Work to complete: Output every line below without omitting or altering anything.

Material:
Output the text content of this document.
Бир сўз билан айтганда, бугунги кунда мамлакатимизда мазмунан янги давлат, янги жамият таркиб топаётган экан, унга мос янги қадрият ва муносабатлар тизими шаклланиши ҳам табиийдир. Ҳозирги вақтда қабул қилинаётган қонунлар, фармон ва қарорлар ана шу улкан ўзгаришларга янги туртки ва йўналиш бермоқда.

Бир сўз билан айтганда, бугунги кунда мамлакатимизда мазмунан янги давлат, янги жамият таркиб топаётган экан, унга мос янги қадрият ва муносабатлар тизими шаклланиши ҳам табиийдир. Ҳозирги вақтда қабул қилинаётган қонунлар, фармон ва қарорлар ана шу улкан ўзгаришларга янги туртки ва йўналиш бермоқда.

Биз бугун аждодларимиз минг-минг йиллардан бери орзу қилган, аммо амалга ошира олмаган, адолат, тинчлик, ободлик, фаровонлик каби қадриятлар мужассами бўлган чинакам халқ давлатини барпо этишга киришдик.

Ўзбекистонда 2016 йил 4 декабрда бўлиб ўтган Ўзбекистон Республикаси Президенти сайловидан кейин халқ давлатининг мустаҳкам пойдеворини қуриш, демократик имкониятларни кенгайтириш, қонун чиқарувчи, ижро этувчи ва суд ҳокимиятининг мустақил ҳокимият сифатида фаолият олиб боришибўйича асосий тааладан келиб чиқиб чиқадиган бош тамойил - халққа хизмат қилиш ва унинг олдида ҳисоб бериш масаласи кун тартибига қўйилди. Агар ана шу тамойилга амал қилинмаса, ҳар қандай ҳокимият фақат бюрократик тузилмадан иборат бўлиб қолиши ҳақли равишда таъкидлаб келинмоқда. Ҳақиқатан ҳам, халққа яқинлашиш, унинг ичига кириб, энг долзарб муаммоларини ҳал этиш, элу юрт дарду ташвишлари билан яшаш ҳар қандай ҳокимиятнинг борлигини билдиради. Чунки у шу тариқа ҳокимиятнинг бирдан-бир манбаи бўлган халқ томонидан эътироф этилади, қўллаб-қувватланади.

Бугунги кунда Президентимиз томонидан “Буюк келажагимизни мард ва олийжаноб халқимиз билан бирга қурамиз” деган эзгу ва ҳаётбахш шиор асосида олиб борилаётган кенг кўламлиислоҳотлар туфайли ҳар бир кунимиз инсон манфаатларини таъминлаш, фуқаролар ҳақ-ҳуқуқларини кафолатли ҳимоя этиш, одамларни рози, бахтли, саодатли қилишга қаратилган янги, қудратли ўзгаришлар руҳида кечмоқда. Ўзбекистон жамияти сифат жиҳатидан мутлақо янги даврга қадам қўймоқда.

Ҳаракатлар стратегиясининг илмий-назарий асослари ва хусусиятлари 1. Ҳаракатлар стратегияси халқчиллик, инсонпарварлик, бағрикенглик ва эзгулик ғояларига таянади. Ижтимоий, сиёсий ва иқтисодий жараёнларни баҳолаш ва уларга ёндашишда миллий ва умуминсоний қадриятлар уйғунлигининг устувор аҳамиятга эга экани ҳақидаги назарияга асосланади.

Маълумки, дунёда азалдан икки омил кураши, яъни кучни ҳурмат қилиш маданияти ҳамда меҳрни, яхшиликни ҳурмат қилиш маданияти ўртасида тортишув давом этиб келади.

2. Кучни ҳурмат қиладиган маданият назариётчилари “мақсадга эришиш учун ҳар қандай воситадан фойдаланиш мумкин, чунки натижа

Finished task:
Output the text content of this document.
Бир сўз билан айтганда, бугунги кунда мамлакатимизда мазмунан янги давлат, янги жамият таркиб топаётган экан, унга мос янги қадрият ва муносабатлар тизими шаклланиши ҳам табиийдир. Ҳозирги вақтда қабул қилинаётган қонунлар, фармон ва қарорлар ана шу улкан ўзгаришларга янги туртки ва йўналиш бермоқда.

Бир сўз билан айтганда, бугунги кунда мамлакатимизда мазмунан янги давлат, янги жамият таркиб топаётган экан, унга мос янги қадрият ва муносабатлар тизими шаклланиши ҳам табиийдир. Ҳозирги вақтда қабул қилинаётган қонунлар, фармон ва қарорлар ана шу улкан ўзгаришларга янги туртки ва йўналиш бермоқда.

Биз бугун аждодларимиз минг-минг йиллардан бери орзу қилган, аммо амалга ошира олмаган, адолат, тинчлик, ободлик, фаровонлик каби қадриятлар мужассами бўлган чинакам халқ давлатини барпо этишга киришдик.

Ўзбекистонда 2016 йил 4 декабрда бўлиб ўтган Ўзбекистон Республикаси Президенти сайловидан кейин халқ давлатининг мустаҳкам пойдеворини қуриш, демократик имкониятларни кенгайтириш, қонун чиқарувчи, ижро этувчи ва суд ҳокимиятининг мустақил ҳокимият сифатида фаолият олиб боришибўйича асосий тааладан келиб чиқиб чиқадиган бош тамойил - халққа хизмат қилиш ва унинг олдида ҳисоб бериш масаласи кун тартибига қўйилди. Агар ана шу тамойилга амал қилинмаса, ҳар қандай ҳокимият фақат бюрократик тузилмадан иборат бўлиб қолиши ҳақли равишда таъкидлаб келинмоқда. Ҳақиқатан ҳам, халққа яқинлашиш, унинг ичига кириб, энг долзарб муаммоларини ҳал этиш, элу юрт дарду ташвишлари билан яшаш ҳар қандай ҳокимиятнинг борлигини билдиради. Чунки у шу тариқа ҳокимиятнинг бирдан-бир манбаи бўлган халқ томонидан эътироф этилади, қўллаб-қувватланади.

Бугунги кунда Президентимиз томонидан “Буюк келажагимизни мард ва олийжаноб халқимиз билан бирга қурамиз” деган эзгу ва ҳаётбахш шиор асосида олиб борилаётган кенг кўламлиислоҳотлар туфайли ҳар бир кунимиз инсон манфаатларини таъминлаш, фуқаролар ҳақ-ҳуқуқларини кафолатли ҳимоя этиш, одамларни рози, бахтли, саодатли қилишга қаратилган янги, қудратли ўзгаришлар руҳида кечмоқда. Ўзбекистон жамияти сифат жиҳатидан мутлақо янги даврга қадам қўймоқда.

Ҳаракатлар стратегиясининг илмий-назарий асослари ва хусусиятлари 1. Ҳаракатлар стратегияси халқчиллик, инсонпарварлик, бағрикенглик ва эзгулик ғояларига таянади. Ижтимоий, сиёсий ва иқтисодий жараёнларни баҳолаш ва уларга ёндашишда миллий ва умуминсоний қадриятлар уйғунлигининг устувор аҳамиятга эга экани ҳақидаги назарияга асосланади.

Маълумки, дунёда азалдан икки омил кураши, яъни кучни ҳурмат қилиш маданияти ҳамда меҳрни, яхшиликни ҳурмат қилиш маданияти ўртасида тортишув давом этиб келади.

2. Кучни ҳурмат қиладиган маданият назариётчилари “мақсадга эришиш учун ҳар қандай воситадан фойдаланиш мумкин, чунки натижа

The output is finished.